Report each line of the data that has "left" somewhere in it.
****
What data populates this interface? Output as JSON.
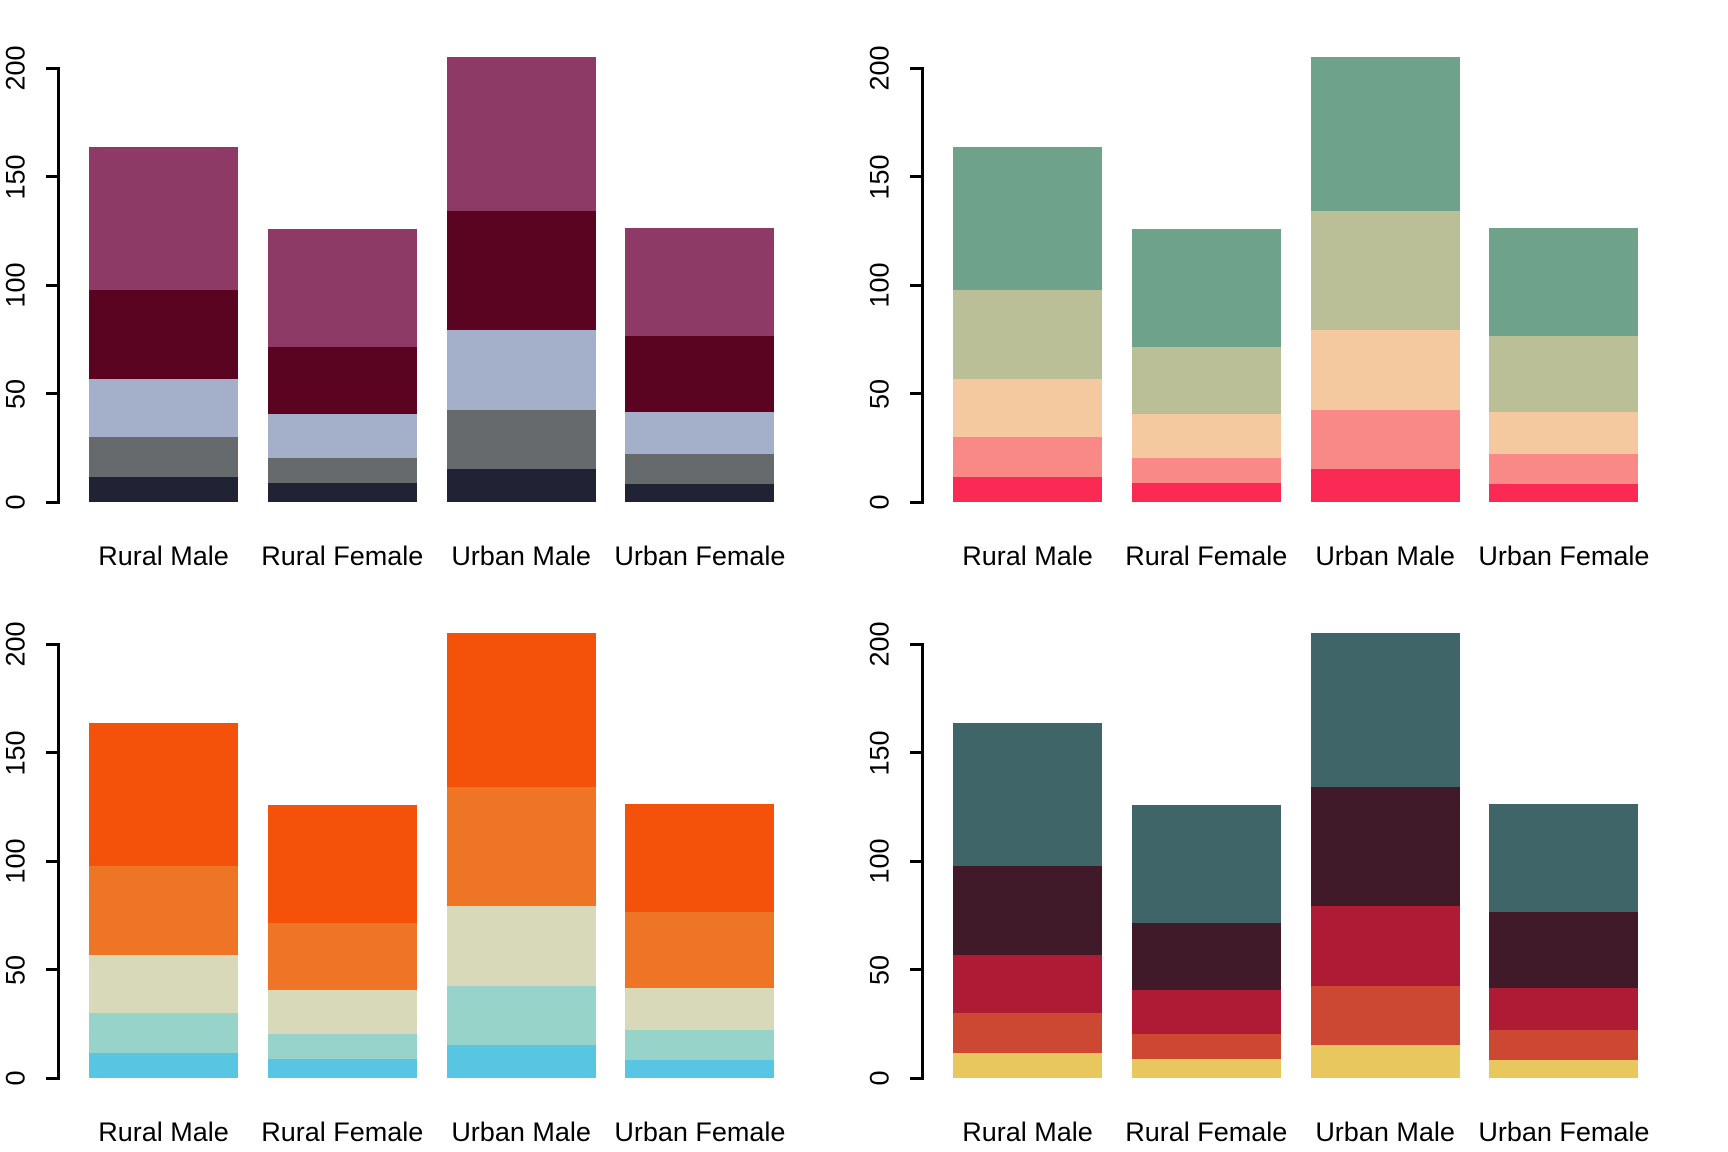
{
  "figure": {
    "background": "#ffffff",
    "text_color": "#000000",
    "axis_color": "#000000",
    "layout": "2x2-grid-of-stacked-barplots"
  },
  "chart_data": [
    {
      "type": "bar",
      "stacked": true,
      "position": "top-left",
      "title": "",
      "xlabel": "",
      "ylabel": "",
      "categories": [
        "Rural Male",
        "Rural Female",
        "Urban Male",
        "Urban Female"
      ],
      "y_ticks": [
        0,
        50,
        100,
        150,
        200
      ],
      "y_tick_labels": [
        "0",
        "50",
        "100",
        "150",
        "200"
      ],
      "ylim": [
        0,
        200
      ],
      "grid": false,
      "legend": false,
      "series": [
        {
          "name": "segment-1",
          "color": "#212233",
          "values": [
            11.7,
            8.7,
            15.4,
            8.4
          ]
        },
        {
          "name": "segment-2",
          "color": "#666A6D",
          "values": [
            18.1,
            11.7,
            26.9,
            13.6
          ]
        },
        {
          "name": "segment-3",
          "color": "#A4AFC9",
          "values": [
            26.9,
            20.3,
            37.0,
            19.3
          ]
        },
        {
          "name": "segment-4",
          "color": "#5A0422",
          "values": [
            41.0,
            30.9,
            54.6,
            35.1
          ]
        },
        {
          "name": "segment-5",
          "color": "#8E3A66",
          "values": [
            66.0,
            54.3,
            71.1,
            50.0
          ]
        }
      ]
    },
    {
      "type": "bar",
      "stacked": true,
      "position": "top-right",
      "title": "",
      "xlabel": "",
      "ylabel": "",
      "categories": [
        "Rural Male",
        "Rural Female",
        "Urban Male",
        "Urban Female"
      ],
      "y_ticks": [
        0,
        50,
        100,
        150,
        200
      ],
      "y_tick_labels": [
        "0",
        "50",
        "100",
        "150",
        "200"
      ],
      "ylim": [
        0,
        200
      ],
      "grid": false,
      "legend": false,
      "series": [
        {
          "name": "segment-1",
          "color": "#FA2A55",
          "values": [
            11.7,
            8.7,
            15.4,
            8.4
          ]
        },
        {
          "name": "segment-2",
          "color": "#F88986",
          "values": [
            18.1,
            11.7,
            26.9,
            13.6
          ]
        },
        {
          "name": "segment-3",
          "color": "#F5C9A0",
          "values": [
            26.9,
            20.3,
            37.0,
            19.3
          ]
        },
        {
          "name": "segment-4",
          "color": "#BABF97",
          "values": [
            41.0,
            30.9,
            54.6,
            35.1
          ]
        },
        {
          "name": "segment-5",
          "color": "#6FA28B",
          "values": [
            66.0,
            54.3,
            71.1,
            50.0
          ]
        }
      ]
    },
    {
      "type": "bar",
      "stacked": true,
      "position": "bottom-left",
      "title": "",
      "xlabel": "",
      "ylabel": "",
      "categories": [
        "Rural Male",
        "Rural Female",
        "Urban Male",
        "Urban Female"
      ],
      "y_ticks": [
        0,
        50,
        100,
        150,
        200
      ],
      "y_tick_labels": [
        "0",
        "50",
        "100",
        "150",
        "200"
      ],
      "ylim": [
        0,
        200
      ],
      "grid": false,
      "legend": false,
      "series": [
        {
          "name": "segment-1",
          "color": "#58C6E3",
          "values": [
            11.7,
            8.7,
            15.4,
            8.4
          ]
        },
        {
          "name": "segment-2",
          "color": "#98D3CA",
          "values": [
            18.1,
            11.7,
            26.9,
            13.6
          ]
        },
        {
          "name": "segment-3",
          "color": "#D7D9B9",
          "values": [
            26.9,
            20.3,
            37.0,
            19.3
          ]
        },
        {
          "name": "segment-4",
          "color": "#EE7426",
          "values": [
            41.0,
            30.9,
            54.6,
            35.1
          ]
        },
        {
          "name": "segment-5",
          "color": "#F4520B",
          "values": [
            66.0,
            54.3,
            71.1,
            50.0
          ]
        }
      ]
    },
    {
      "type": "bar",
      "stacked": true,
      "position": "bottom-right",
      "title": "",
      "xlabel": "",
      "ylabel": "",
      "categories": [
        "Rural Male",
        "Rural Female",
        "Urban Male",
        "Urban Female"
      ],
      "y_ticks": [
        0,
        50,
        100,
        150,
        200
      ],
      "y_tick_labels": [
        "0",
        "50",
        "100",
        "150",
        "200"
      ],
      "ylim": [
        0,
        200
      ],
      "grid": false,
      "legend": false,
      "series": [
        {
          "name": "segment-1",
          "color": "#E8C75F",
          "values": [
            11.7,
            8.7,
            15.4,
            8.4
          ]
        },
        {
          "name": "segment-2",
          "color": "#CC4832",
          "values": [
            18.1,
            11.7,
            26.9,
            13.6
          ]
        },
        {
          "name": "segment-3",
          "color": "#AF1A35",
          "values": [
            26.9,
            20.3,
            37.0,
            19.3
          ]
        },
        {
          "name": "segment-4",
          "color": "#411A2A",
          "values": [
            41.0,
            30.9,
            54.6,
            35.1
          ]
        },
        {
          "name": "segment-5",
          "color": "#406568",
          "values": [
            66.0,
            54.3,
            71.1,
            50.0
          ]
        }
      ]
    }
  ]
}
****
• The result:
      "position": "top-left",
      "position": "bottom-left",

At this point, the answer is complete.